* WHAT TO WORK ON
Write the listing out again, all of it, word for word.

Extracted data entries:

- - - - -

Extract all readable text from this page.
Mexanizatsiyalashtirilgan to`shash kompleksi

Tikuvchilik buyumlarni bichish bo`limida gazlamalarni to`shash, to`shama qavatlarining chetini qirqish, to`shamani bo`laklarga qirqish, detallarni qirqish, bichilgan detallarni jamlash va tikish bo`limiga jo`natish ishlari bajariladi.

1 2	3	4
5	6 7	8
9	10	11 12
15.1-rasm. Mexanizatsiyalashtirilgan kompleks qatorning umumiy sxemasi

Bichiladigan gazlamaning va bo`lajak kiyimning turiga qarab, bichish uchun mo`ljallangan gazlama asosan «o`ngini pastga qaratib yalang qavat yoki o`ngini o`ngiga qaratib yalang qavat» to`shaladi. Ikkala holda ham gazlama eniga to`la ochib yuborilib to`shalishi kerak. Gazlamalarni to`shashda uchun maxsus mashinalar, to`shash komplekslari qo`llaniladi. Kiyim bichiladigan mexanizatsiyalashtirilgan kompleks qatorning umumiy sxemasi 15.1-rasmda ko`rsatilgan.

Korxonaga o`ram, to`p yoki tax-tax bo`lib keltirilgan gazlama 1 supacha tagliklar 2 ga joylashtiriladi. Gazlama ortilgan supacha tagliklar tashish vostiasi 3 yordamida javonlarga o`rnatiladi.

- - - - -

* EXERCISE SOLUTION
Extract all readable text from this page.
Mexanizatsiyalashtirilgan to`shash kompleksi

Tikuvchilik buyumlarni bichish bo`limida gazlamalarni to`shash, to`shama qavatlarining chetini qirqish, to`shamani bo`laklarga qirqish, detallarni qirqish, bichilgan detallarni jamlash va tikish bo`limiga jo`natish ishlari bajariladi.

1 2	3	4
5	6 7	8
9	10	11 12
15.1-rasm. Mexanizatsiyalashtirilgan kompleks qatorning umumiy sxemasi

Bichiladigan gazlamaning va bo`lajak kiyimning turiga qarab, bichish uchun mo`ljallangan gazlama asosan «o`ngini pastga qaratib yalang qavat yoki o`ngini o`ngiga qaratib yalang qavat» to`shaladi. Ikkala holda ham gazlama eniga to`la ochib yuborilib to`shalishi kerak. Gazlamalarni to`shashda uchun maxsus mashinalar, to`shash komplekslari qo`llaniladi. Kiyim bichiladigan mexanizatsiyalashtirilgan kompleks qatorning umumiy sxemasi 15.1-rasmda ko`rsatilgan.

Korxonaga o`ram, to`p yoki tax-tax bo`lib keltirilgan gazlama 1 supacha tagliklar 2 ga joylashtiriladi. Gazlama ortilgan supacha tagliklar tashish vostiasi 3 yordamida javonlarga o`rnatiladi.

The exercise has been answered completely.